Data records
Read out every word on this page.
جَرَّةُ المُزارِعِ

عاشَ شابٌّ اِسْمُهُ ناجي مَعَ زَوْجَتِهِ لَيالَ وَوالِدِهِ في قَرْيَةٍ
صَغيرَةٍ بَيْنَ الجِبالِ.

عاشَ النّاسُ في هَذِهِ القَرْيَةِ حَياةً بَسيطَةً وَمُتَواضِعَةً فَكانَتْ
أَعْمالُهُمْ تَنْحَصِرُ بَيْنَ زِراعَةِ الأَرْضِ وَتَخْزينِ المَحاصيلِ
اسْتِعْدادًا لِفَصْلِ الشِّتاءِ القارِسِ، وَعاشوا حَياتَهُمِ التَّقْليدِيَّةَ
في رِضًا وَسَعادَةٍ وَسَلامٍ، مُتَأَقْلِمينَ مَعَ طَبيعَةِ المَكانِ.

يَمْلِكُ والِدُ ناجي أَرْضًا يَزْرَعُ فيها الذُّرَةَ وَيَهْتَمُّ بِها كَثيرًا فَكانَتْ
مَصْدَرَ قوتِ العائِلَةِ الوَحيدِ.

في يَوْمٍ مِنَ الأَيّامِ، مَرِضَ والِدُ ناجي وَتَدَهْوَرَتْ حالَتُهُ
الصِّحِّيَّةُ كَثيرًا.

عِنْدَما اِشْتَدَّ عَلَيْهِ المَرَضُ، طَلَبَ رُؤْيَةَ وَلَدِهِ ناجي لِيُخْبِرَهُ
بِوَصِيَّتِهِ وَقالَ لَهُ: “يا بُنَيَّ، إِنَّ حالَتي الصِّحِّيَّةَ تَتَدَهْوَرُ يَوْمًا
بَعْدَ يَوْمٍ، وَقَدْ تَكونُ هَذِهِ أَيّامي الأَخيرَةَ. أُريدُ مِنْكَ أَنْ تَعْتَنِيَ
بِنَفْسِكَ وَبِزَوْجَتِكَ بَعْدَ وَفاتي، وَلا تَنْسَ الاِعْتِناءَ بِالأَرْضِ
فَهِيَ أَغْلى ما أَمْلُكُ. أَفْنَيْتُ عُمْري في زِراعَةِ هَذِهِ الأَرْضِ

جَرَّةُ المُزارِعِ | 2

• TASK OBJECTIVE: State the number of lines holding the word "ناجي" in the listing. Add nothing else.

• EXERCISE RESPONSE: 4